======== DATASET ENTRIES ========

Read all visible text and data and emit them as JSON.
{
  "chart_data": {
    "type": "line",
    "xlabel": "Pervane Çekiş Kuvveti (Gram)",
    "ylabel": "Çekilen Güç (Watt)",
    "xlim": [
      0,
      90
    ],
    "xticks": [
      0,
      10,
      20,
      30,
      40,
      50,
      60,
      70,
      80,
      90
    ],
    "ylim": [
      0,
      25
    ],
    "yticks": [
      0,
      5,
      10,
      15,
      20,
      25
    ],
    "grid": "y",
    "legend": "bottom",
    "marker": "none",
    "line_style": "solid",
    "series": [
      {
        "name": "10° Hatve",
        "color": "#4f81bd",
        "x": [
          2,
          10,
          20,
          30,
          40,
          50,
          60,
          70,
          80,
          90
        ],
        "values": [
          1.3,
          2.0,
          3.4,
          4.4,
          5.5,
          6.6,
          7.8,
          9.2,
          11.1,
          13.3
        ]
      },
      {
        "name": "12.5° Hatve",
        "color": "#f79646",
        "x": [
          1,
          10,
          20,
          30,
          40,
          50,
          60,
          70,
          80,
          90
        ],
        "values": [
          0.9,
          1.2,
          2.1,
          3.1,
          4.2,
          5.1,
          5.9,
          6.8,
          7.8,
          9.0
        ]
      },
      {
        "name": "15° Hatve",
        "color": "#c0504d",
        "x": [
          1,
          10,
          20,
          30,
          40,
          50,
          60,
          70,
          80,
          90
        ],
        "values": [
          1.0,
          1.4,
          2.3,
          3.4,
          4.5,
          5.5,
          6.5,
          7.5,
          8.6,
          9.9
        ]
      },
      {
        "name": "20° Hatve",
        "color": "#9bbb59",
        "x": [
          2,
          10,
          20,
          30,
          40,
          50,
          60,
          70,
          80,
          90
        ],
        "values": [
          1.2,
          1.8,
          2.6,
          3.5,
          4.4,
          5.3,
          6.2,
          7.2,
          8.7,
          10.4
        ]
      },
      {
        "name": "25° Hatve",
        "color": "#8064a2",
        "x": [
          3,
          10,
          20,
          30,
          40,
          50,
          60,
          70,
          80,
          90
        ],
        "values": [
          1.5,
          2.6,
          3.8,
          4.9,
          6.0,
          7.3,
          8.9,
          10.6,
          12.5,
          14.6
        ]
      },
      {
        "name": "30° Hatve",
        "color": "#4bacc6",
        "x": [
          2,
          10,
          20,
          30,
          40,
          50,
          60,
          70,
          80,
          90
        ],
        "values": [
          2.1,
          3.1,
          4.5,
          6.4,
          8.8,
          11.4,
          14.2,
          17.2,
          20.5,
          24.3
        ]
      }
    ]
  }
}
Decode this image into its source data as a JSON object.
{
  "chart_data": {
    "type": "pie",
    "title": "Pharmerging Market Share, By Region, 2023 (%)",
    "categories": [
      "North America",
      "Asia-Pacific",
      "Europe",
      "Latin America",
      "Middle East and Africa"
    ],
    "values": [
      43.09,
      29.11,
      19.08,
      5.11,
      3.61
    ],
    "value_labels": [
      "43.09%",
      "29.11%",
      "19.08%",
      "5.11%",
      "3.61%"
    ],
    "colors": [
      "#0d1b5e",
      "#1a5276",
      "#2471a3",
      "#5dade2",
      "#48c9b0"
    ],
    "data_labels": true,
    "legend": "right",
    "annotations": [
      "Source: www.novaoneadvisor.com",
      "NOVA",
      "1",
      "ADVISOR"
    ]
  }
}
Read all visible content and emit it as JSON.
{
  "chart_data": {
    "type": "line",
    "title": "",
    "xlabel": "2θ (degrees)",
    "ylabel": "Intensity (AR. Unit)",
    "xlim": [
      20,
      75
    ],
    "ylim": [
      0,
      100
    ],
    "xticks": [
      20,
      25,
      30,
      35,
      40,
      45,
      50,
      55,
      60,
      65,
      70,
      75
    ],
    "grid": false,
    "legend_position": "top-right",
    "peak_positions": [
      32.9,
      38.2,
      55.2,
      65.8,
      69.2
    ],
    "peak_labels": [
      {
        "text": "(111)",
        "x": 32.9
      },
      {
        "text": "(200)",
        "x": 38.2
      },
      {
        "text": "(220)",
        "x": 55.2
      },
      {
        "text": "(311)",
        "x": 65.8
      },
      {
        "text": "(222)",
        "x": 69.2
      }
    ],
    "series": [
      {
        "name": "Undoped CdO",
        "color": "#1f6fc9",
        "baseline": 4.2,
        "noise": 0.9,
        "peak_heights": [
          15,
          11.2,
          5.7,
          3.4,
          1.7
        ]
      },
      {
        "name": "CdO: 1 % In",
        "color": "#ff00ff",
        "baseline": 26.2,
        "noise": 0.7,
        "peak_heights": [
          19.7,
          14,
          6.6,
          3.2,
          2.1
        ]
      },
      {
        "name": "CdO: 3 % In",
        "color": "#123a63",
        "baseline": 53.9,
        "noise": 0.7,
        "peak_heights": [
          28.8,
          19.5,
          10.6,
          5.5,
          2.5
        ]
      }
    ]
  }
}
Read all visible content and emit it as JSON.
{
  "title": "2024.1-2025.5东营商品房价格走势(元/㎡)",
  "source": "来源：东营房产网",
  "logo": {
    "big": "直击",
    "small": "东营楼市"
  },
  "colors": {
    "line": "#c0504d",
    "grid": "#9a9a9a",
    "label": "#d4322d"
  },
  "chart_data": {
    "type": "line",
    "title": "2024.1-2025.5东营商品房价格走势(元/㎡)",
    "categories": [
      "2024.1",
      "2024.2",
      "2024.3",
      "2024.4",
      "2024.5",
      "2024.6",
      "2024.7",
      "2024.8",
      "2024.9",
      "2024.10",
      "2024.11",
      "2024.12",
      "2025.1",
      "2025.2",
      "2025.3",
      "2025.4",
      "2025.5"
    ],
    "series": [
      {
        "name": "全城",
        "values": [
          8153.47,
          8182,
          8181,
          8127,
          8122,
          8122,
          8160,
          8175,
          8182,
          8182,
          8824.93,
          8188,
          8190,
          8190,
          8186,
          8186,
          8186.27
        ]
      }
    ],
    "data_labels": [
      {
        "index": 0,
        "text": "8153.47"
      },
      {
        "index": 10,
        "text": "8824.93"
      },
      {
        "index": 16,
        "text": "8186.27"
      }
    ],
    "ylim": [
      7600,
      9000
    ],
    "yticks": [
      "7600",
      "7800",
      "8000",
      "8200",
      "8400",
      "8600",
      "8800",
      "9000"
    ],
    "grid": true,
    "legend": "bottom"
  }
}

========

» **THE TASK**: Write out the entries above word for word.

» **RESPONSE TO THIS TASK**:
Read all visible text and data and emit them as JSON.
{
  "chart_data": {
    "type": "line",
    "xlabel": "Pervane Çekiş Kuvveti (Gram)",
    "ylabel": "Çekilen Güç (Watt)",
    "xlim": [
      0,
      90
    ],
    "xticks": [
      0,
      10,
      20,
      30,
      40,
      50,
      60,
      70,
      80,
      90
    ],
    "ylim": [
      0,
      25
    ],
    "yticks": [
      0,
      5,
      10,
      15,
      20,
      25
    ],
    "grid": "y",
    "legend": "bottom",
    "marker": "none",
    "line_style": "solid",
    "series": [
      {
        "name": "10° Hatve",
        "color": "#4f81bd",
        "x": [
          2,
          10,
          20,
          30,
          40,
          50,
          60,
          70,
          80,
          90
        ],
        "values": [
          1.3,
          2.0,
          3.4,
          4.4,
          5.5,
          6.6,
          7.8,
          9.2,
          11.1,
          13.3
        ]
      },
      {
        "name": "12.5° Hatve",
        "color": "#f79646",
        "x": [
          1,
          10,
          20,
          30,
          40,
          50,
          60,
          70,
          80,
          90
        ],
        "values": [
          0.9,
          1.2,
          2.1,
          3.1,
          4.2,
          5.1,
          5.9,
          6.8,
          7.8,
          9.0
        ]
      },
      {
        "name": "15° Hatve",
        "color": "#c0504d",
        "x": [
          1,
          10,
          20,
          30,
          40,
          50,
          60,
          70,
          80,
          90
        ],
        "values": [
          1.0,
          1.4,
          2.3,
          3.4,
          4.5,
          5.5,
          6.5,
          7.5,
          8.6,
          9.9
        ]
      },
      {
        "name": "20° Hatve",
        "color": "#9bbb59",
        "x": [
          2,
          10,
          20,
          30,
          40,
          50,
          60,
          70,
          80,
          90
        ],
        "values": [
          1.2,
          1.8,
          2.6,
          3.5,
          4.4,
          5.3,
          6.2,
          7.2,
          8.7,
          10.4
        ]
      },
      {
        "name": "25° Hatve",
        "color": "#8064a2",
        "x": [
          3,
          10,
          20,
          30,
          40,
          50,
          60,
          70,
          80,
          90
        ],
        "values": [
          1.5,
          2.6,
          3.8,
          4.9,
          6.0,
          7.3,
          8.9,
          10.6,
          12.5,
          14.6
        ]
      },
      {
        "name": "30° Hatve",
        "color": "#4bacc6",
        "x": [
          2,
          10,
          20,
          30,
          40,
          50,
          60,
          70,
          80,
          90
        ],
        "values": [
          2.1,
          3.1,
          4.5,
          6.4,
          8.8,
          11.4,
          14.2,
          17.2,
          20.5,
          24.3
        ]
      }
    ]
  }
}
Decode this image into its source data as a JSON object.
{
  "chart_data": {
    "type": "pie",
    "title": "Pharmerging Market Share, By Region, 2023 (%)",
    "categories": [
      "North America",
      "Asia-Pacific",
      "Europe",
      "Latin America",
      "Middle East and Africa"
    ],
    "values": [
      43.09,
      29.11,
      19.08,
      5.11,
      3.61
    ],
    "value_labels": [
      "43.09%",
      "29.11%",
      "19.08%",
      "5.11%",
      "3.61%"
    ],
    "colors": [
      "#0d1b5e",
      "#1a5276",
      "#2471a3",
      "#5dade2",
      "#48c9b0"
    ],
    "data_labels": true,
    "legend": "right",
    "annotations": [
      "Source: www.novaoneadvisor.com",
      "NOVA",
      "1",
      "ADVISOR"
    ]
  }
}
Read all visible content and emit it as JSON.
{
  "chart_data": {
    "type": "line",
    "title": "",
    "xlabel": "2θ (degrees)",
    "ylabel": "Intensity (AR. Unit)",
    "xlim": [
      20,
      75
    ],
    "ylim": [
      0,
      100
    ],
    "xticks": [
      20,
      25,
      30,
      35,
      40,
      45,
      50,
      55,
      60,
      65,
      70,
      75
    ],
    "grid": false,
    "legend_position": "top-right",
    "peak_positions": [
      32.9,
      38.2,
      55.2,
      65.8,
      69.2
    ],
    "peak_labels": [
      {
        "text": "(111)",
        "x": 32.9
      },
      {
        "text": "(200)",
        "x": 38.2
      },
      {
        "text": "(220)",
        "x": 55.2
      },
      {
        "text": "(311)",
        "x": 65.8
      },
      {
        "text": "(222)",
        "x": 69.2
      }
    ],
    "series": [
      {
        "name": "Undoped CdO",
        "color": "#1f6fc9",
        "baseline": 4.2,
        "noise": 0.9,
        "peak_heights": [
          15,
          11.2,
          5.7,
          3.4,
          1.7
        ]
      },
      {
        "name": "CdO: 1 % In",
        "color": "#ff00ff",
        "baseline": 26.2,
        "noise": 0.7,
        "peak_heights": [
          19.7,
          14,
          6.6,
          3.2,
          2.1
        ]
      },
      {
        "name": "CdO: 3 % In",
        "color": "#123a63",
        "baseline": 53.9,
        "noise": 0.7,
        "peak_heights": [
          28.8,
          19.5,
          10.6,
          5.5,
          2.5
        ]
      }
    ]
  }
}
Read all visible content and emit it as JSON.
{
  "title": "2024.1-2025.5东营商品房价格走势(元/㎡)",
  "source": "来源：东营房产网",
  "logo": {
    "big": "直击",
    "small": "东营楼市"
  },
  "colors": {
    "line": "#c0504d",
    "grid": "#9a9a9a",
    "label": "#d4322d"
  },
  "chart_data": {
    "type": "line",
    "title": "2024.1-2025.5东营商品房价格走势(元/㎡)",
    "categories": [
      "2024.1",
      "2024.2",
      "2024.3",
      "2024.4",
      "2024.5",
      "2024.6",
      "2024.7",
      "2024.8",
      "2024.9",
      "2024.10",
      "2024.11",
      "2024.12",
      "2025.1",
      "2025.2",
      "2025.3",
      "2025.4",
      "2025.5"
    ],
    "series": [
      {
        "name": "全城",
        "values": [
          8153.47,
          8182,
          8181,
          8127,
          8122,
          8122,
          8160,
          8175,
          8182,
          8182,
          8824.93,
          8188,
          8190,
          8190,
          8186,
          8186,
          8186.27
        ]
      }
    ],
    "data_labels": [
      {
        "index": 0,
        "text": "8153.47"
      },
      {
        "index": 10,
        "text": "8824.93"
      },
      {
        "index": 16,
        "text": "8186.27"
      }
    ],
    "ylim": [
      7600,
      9000
    ],
    "yticks": [
      "7600",
      "7800",
      "8000",
      "8200",
      "8400",
      "8600",
      "8800",
      "9000"
    ],
    "grid": true,
    "legend": "bottom"
  }
}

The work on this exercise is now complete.